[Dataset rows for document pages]
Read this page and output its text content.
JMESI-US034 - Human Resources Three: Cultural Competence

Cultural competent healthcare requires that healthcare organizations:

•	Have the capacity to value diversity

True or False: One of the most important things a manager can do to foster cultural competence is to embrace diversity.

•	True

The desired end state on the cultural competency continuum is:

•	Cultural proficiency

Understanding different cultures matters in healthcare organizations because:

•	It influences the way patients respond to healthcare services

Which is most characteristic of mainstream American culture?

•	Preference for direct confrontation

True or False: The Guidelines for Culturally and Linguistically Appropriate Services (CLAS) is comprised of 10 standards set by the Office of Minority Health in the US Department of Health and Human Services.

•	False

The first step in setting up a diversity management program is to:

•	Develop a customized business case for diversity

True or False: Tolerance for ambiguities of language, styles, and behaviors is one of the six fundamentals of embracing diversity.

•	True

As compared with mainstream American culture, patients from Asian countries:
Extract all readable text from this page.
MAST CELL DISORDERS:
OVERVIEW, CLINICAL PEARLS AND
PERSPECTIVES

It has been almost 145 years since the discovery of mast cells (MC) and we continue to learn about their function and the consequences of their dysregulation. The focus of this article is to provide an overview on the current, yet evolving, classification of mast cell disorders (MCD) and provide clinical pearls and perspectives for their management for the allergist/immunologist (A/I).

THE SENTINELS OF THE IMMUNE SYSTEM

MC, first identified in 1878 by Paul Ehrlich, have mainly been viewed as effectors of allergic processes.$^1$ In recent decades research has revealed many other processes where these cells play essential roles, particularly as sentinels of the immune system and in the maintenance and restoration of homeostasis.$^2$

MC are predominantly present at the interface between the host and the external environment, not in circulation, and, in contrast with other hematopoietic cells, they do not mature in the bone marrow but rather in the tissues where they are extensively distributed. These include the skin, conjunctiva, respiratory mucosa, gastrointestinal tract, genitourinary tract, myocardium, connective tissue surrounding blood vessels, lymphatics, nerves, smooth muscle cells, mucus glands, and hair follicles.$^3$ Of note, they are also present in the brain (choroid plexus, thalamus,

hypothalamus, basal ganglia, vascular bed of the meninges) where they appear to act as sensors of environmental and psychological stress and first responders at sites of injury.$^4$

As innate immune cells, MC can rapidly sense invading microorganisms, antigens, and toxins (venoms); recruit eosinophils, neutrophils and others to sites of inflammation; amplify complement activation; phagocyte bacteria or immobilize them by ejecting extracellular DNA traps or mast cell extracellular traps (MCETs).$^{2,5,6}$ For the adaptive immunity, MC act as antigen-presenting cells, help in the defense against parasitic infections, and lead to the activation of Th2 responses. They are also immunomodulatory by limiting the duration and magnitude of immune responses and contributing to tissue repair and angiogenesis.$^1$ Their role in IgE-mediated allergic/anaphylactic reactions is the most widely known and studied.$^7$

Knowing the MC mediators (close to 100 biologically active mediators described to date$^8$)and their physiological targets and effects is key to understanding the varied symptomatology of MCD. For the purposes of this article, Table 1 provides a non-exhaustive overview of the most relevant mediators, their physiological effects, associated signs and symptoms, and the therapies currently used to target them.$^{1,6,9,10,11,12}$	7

- [Exercise requirements]:
Find the word "from" in the entries above, then copy each line that holds it.

- [Written response]:
As compared with mainstream American culture, patients from Asian countries:
Extract all readable text from this page.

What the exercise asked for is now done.